> **Exercise goal**: Records follow. Copy every line with "mikä".

# start of Data in this exercise

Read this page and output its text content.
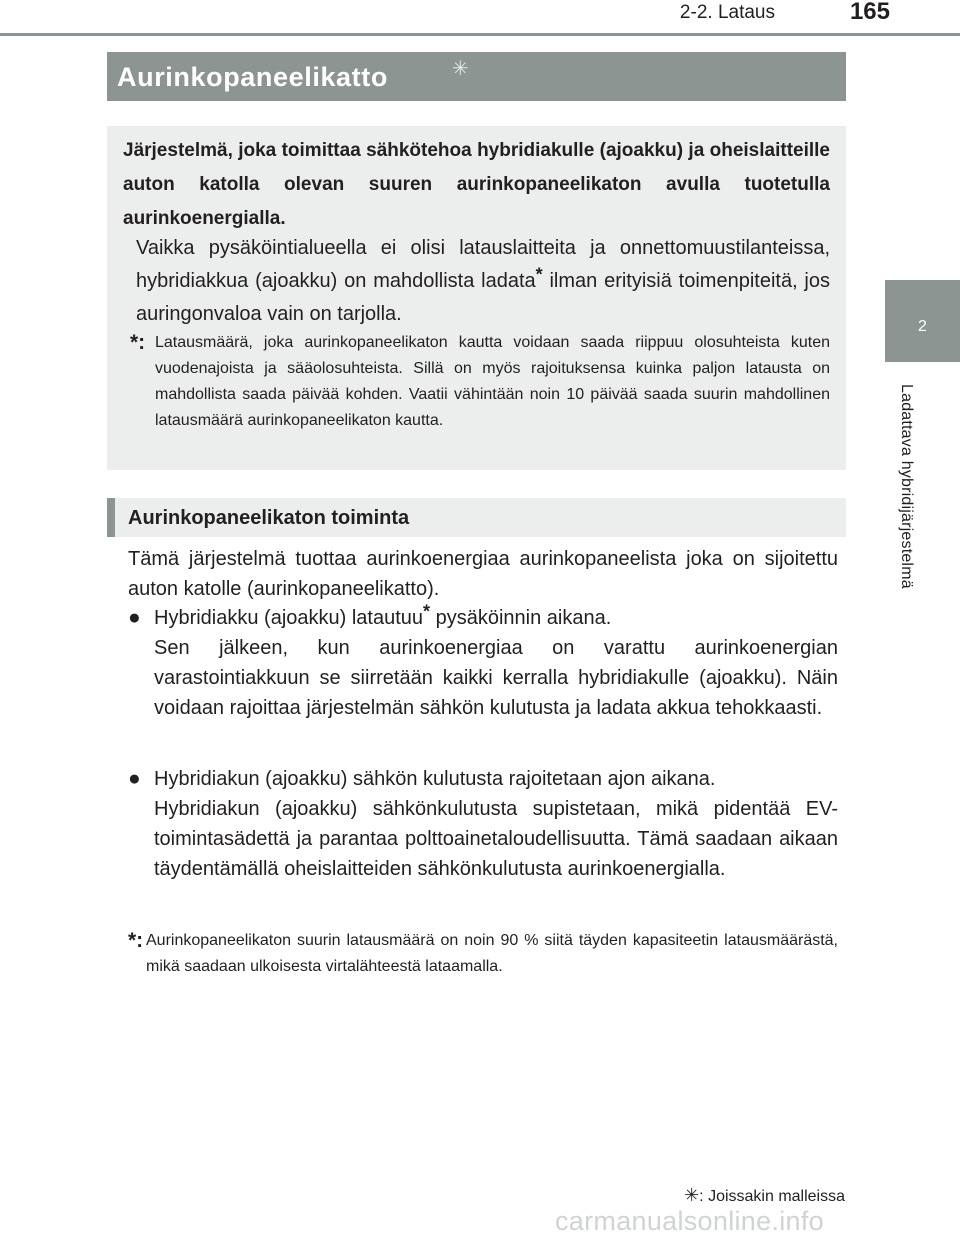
2-2. Lataus	165
2
Ladattava hybridijärjestelmä
Aurinkopaneelikatto	✳
Järjestelmä, joka toimittaa sähkötehoa hybridiakulle (ajoakku) ja oheislaitteille auton katolla olevan suuren aurinkopaneelikaton avulla tuotetulla aurinkoenergialla.
Vaikka pysäköintialueella ei olisi latauslaitteita ja onnettomuustilanteissa, hybridiakkua (ajoakku) on mahdollista ladata* ilman erityisiä toimenpiteitä, jos auringonvaloa vain on tarjolla.
*: Latausmäärä, joka aurinkopaneelikaton kautta voidaan saada riippuu olosuhteista kuten vuodenajoista ja sääolosuhteista. Sillä on myös rajoituksensa kuinka paljon latausta on mahdollista saada päivää kohden. Vaatii vähintään noin 10 päivää saada suurin mahdollinen latausmäärä aurinkopaneelikaton kautta.
Aurinkopaneelikaton toiminta
Tämä järjestelmä tuottaa aurinkoenergiaa aurinkopaneelista joka on sijoitettu auton katolle (aurinkopaneelikatto).
● Hybridiakku (ajoakku) latautuu* pysäköinnin aikana.
Sen jälkeen, kun aurinkoenergiaa on varattu aurinkoenergian varastointiakkuun se siirretään kaikki kerralla hybridiakulle (ajoakku). Näin voidaan rajoittaa järjestelmän sähkön kulutusta ja ladata akkua tehokkaasti.
● Hybridiakun (ajoakku) sähkön kulutusta rajoitetaan ajon aikana.
Hybridiakun (ajoakku) sähkönkulutusta supistetaan, mikä pidentää EV-toimintasädettä ja parantaa polttoainetaloudellisuutta. Tämä saadaan aikaan täydentämällä oheislaitteiden sähkönkulutusta aurinkoenergialla.
*: Aurinkopaneelikaton suurin latausmäärä on noin 90 % siitä täyden kapasiteetin latausmäärästä, mikä saadaan ulkoisesta virtalähteestä lataamalla.
✳: Joissakin malleissa
carmanualsonline.info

# end of Data in this exercise

> **Reply**:
Hybridiakun (ajoakku) sähkönkulutusta supistetaan, mikä pidentää EV-toimintasädettä ja parantaa polttoainetaloudellisuutta. Tämä saadaan aikaan täydentämällä oheislaitteiden sähkönkulutusta aurinkoenergialla.
*: Aurinkopaneelikaton suurin latausmäärä on noin 90 % siitä täyden kapasiteetin latausmäärästä, mikä saadaan ulkoisesta virtalähteestä lataamalla.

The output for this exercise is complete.